--- START ---

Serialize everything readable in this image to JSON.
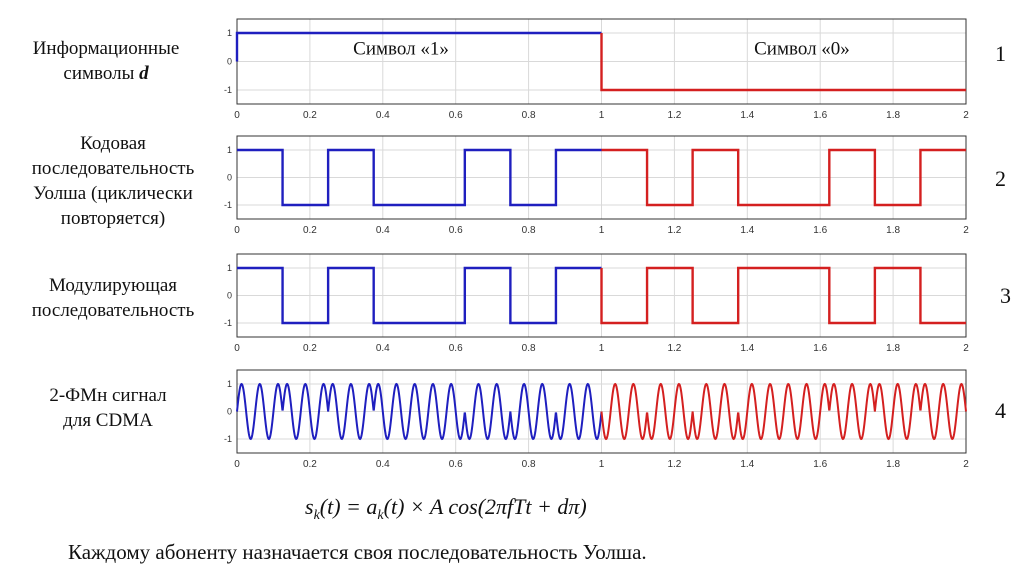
{
  "labels": [
    {
      "lines": [
        "Информационные",
        "символы"
      ],
      "emph": "d"
    },
    {
      "lines": [
        "Кодовая",
        "последовательность",
        "Уолша (циклически",
        "повторяется)"
      ]
    },
    {
      "lines": [
        "Модулирующая",
        "последовательность"
      ]
    },
    {
      "lines": [
        "2-ФМн сигнал",
        "для CDMA"
      ]
    }
  ],
  "panel_numbers": [
    "1",
    "2",
    "3",
    "4"
  ],
  "formula": {
    "s": "s",
    "k": "k",
    "eq": "(t) = a",
    "rest": "(t) × A cos(2πfTt + dπ)"
  },
  "caption": "Каждому абоненту назначается своя последовательность Уолша.",
  "colors": {
    "first_symbol": "#1f1fbf",
    "second_symbol": "#d42020",
    "grid": "#d9d9d9",
    "axis": "#333333"
  },
  "chart_data": [
    {
      "type": "line",
      "xlim": [
        0,
        2
      ],
      "ylim": [
        -1,
        1
      ],
      "xticks": [
        0,
        0.2,
        0.4,
        0.6,
        0.8,
        1,
        1.2,
        1.4,
        1.6,
        1.8,
        2
      ],
      "yticks": [
        1,
        0,
        -1
      ],
      "grid": true,
      "annotations": [
        {
          "text": "Символ «1»",
          "x": 0.45,
          "y": 0.45
        },
        {
          "text": "Символ «0»",
          "x": 1.55,
          "y": 0.45
        }
      ],
      "steps": [
        1,
        -1
      ]
    },
    {
      "type": "line",
      "xlim": [
        0,
        2
      ],
      "ylim": [
        -1,
        1
      ],
      "xticks": [
        0,
        0.2,
        0.4,
        0.6,
        0.8,
        1,
        1.2,
        1.4,
        1.6,
        1.8,
        2
      ],
      "yticks": [
        1,
        0,
        -1
      ],
      "grid": true,
      "steps": [
        1,
        -1,
        1,
        -1,
        -1,
        1,
        -1,
        1,
        1,
        -1,
        1,
        -1,
        -1,
        1,
        -1,
        1
      ]
    },
    {
      "type": "line",
      "xlim": [
        0,
        2
      ],
      "ylim": [
        -1,
        1
      ],
      "xticks": [
        0,
        0.2,
        0.4,
        0.6,
        0.8,
        1,
        1.2,
        1.4,
        1.6,
        1.8,
        2
      ],
      "yticks": [
        1,
        0,
        -1
      ],
      "grid": true,
      "steps": [
        1,
        -1,
        1,
        -1,
        -1,
        1,
        -1,
        1,
        -1,
        1,
        -1,
        1,
        1,
        -1,
        1,
        -1
      ]
    },
    {
      "type": "line",
      "xlim": [
        0,
        2
      ],
      "ylim": [
        -1,
        1
      ],
      "xticks": [
        0,
        0.2,
        0.4,
        0.6,
        0.8,
        1,
        1.2,
        1.4,
        1.6,
        1.8,
        2
      ],
      "yticks": [
        1,
        0,
        -1
      ],
      "grid": true,
      "carrier_cycles": 40,
      "phase_steps": [
        1,
        -1,
        1,
        -1,
        -1,
        1,
        -1,
        1,
        -1,
        1,
        -1,
        1,
        1,
        -1,
        1,
        -1
      ]
    }
  ]
}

--- END ---

Copy all the data exactly as written, but skip any picture.

* Full solution:
Serialize everything readable in this image to JSON.
{
  "labels": [
    {
      "lines": [
        "Информационные",
        "символы"
      ],
      "emph": "d"
    },
    {
      "lines": [
        "Кодовая",
        "последовательность",
        "Уолша (циклически",
        "повторяется)"
      ]
    },
    {
      "lines": [
        "Модулирующая",
        "последовательность"
      ]
    },
    {
      "lines": [
        "2-ФМн сигнал",
        "для CDMA"
      ]
    }
  ],
  "panel_numbers": [
    "1",
    "2",
    "3",
    "4"
  ],
  "formula": {
    "s": "s",
    "k": "k",
    "eq": "(t) = a",
    "rest": "(t) × A cos(2πfTt + dπ)"
  },
  "caption": "Каждому абоненту назначается своя последовательность Уолша.",
  "colors": {
    "first_symbol": "#1f1fbf",
    "second_symbol": "#d42020",
    "grid": "#d9d9d9",
    "axis": "#333333"
  },
  "chart_data": [
    {
      "type": "line",
      "xlim": [
        0,
        2
      ],
      "ylim": [
        -1,
        1
      ],
      "xticks": [
        0,
        0.2,
        0.4,
        0.6,
        0.8,
        1,
        1.2,
        1.4,
        1.6,
        1.8,
        2
      ],
      "yticks": [
        1,
        0,
        -1
      ],
      "grid": true,
      "annotations": [
        {
          "text": "Символ «1»",
          "x": 0.45,
          "y": 0.45
        },
        {
          "text": "Символ «0»",
          "x": 1.55,
          "y": 0.45
        }
      ],
      "steps": [
        1,
        -1
      ]
    },
    {
      "type": "line",
      "xlim": [
        0,
        2
      ],
      "ylim": [
        -1,
        1
      ],
      "xticks": [
        0,
        0.2,
        0.4,
        0.6,
        0.8,
        1,
        1.2,
        1.4,
        1.6,
        1.8,
        2
      ],
      "yticks": [
        1,
        0,
        -1
      ],
      "grid": true,
      "steps": [
        1,
        -1,
        1,
        -1,
        -1,
        1,
        -1,
        1,
        1,
        -1,
        1,
        -1,
        -1,
        1,
        -1,
        1
      ]
    },
    {
      "type": "line",
      "xlim": [
        0,
        2
      ],
      "ylim": [
        -1,
        1
      ],
      "xticks": [
        0,
        0.2,
        0.4,
        0.6,
        0.8,
        1,
        1.2,
        1.4,
        1.6,
        1.8,
        2
      ],
      "yticks": [
        1,
        0,
        -1
      ],
      "grid": true,
      "steps": [
        1,
        -1,
        1,
        -1,
        -1,
        1,
        -1,
        1,
        -1,
        1,
        -1,
        1,
        1,
        -1,
        1,
        -1
      ]
    },
    {
      "type": "line",
      "xlim": [
        0,
        2
      ],
      "ylim": [
        -1,
        1
      ],
      "xticks": [
        0,
        0.2,
        0.4,
        0.6,
        0.8,
        1,
        1.2,
        1.4,
        1.6,
        1.8,
        2
      ],
      "yticks": [
        1,
        0,
        -1
      ],
      "grid": true,
      "carrier_cycles": 40,
      "phase_steps": [
        1,
        -1,
        1,
        -1,
        -1,
        1,
        -1,
        1,
        -1,
        1,
        -1,
        1,
        1,
        -1,
        1,
        -1
      ]
    }
  ]
}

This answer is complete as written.